What is required: Leave the pictures out, and retype all of the material exactly as written.

====

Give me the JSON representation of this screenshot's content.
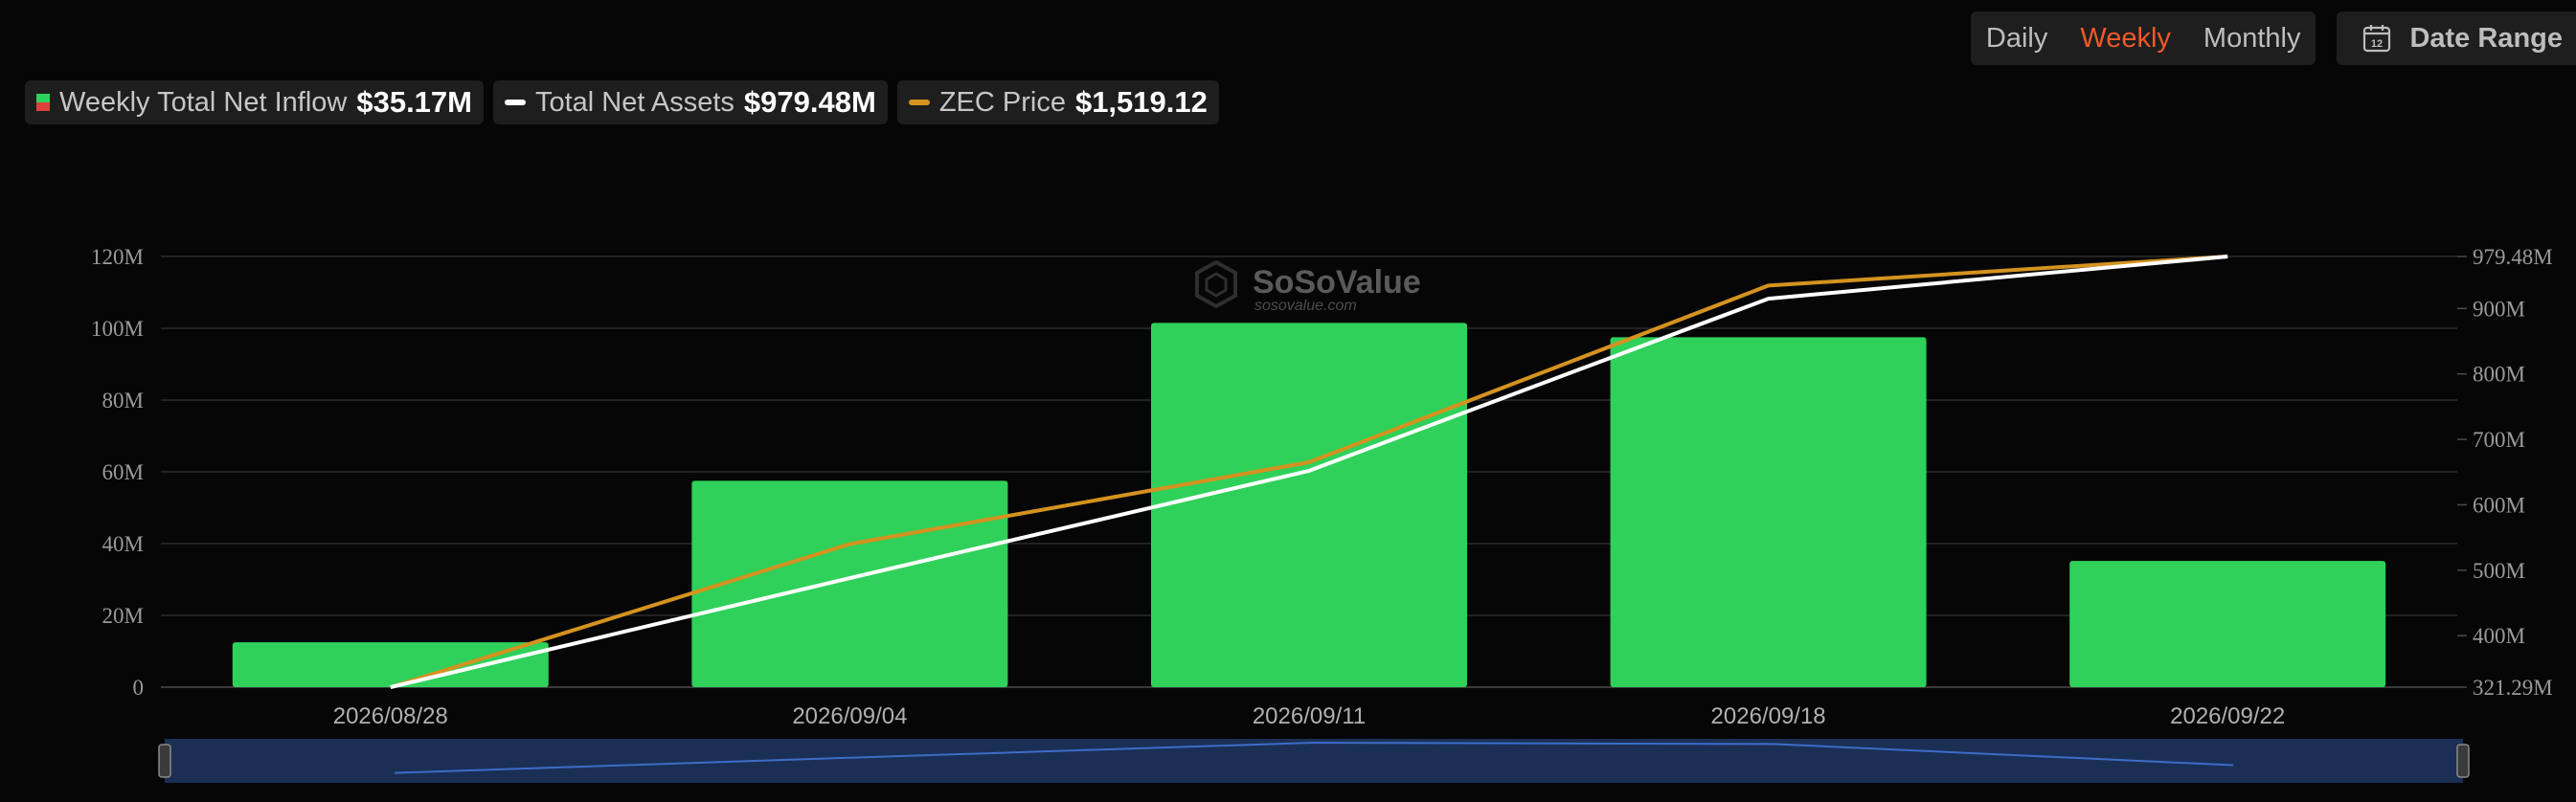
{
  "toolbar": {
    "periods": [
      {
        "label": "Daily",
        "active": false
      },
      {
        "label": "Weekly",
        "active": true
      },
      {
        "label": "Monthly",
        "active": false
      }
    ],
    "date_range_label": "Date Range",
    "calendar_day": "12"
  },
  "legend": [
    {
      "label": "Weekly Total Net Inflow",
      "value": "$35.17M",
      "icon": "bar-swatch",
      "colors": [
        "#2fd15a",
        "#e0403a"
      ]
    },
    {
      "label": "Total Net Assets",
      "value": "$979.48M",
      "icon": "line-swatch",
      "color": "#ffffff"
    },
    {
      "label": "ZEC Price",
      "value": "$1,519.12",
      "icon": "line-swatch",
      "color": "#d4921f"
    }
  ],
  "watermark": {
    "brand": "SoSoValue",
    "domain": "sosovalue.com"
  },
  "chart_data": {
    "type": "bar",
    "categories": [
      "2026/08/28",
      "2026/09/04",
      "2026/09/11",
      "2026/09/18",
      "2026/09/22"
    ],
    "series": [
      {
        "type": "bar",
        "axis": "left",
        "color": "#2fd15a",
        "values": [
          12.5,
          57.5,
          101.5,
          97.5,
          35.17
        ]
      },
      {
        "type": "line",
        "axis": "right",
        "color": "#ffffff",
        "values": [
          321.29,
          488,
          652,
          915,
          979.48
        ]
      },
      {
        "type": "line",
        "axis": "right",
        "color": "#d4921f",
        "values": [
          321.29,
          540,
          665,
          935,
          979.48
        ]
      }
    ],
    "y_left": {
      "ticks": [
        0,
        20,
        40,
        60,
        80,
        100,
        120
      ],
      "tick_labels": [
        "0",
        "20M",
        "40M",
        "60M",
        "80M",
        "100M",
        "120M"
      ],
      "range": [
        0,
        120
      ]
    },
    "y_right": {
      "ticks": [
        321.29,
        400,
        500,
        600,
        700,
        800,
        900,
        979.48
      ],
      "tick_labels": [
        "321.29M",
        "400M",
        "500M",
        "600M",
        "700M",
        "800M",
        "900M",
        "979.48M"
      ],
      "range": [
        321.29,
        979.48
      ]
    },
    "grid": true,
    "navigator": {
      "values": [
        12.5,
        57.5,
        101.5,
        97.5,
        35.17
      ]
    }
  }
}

====

Full output:
Give me the JSON representation of this screenshot's content.
{
  "toolbar": {
    "periods": [
      {
        "label": "Daily",
        "active": false
      },
      {
        "label": "Weekly",
        "active": true
      },
      {
        "label": "Monthly",
        "active": false
      }
    ],
    "date_range_label": "Date Range",
    "calendar_day": "12"
  },
  "legend": [
    {
      "label": "Weekly Total Net Inflow",
      "value": "$35.17M",
      "icon": "bar-swatch",
      "colors": [
        "#2fd15a",
        "#e0403a"
      ]
    },
    {
      "label": "Total Net Assets",
      "value": "$979.48M",
      "icon": "line-swatch",
      "color": "#ffffff"
    },
    {
      "label": "ZEC Price",
      "value": "$1,519.12",
      "icon": "line-swatch",
      "color": "#d4921f"
    }
  ],
  "watermark": {
    "brand": "SoSoValue",
    "domain": "sosovalue.com"
  },
  "chart_data": {
    "type": "bar",
    "categories": [
      "2026/08/28",
      "2026/09/04",
      "2026/09/11",
      "2026/09/18",
      "2026/09/22"
    ],
    "series": [
      {
        "type": "bar",
        "axis": "left",
        "color": "#2fd15a",
        "values": [
          12.5,
          57.5,
          101.5,
          97.5,
          35.17
        ]
      },
      {
        "type": "line",
        "axis": "right",
        "color": "#ffffff",
        "values": [
          321.29,
          488,
          652,
          915,
          979.48
        ]
      },
      {
        "type": "line",
        "axis": "right",
        "color": "#d4921f",
        "values": [
          321.29,
          540,
          665,
          935,
          979.48
        ]
      }
    ],
    "y_left": {
      "ticks": [
        0,
        20,
        40,
        60,
        80,
        100,
        120
      ],
      "tick_labels": [
        "0",
        "20M",
        "40M",
        "60M",
        "80M",
        "100M",
        "120M"
      ],
      "range": [
        0,
        120
      ]
    },
    "y_right": {
      "ticks": [
        321.29,
        400,
        500,
        600,
        700,
        800,
        900,
        979.48
      ],
      "tick_labels": [
        "321.29M",
        "400M",
        "500M",
        "600M",
        "700M",
        "800M",
        "900M",
        "979.48M"
      ],
      "range": [
        321.29,
        979.48
      ]
    },
    "grid": true,
    "navigator": {
      "values": [
        12.5,
        57.5,
        101.5,
        97.5,
        35.17
      ]
    }
  }
}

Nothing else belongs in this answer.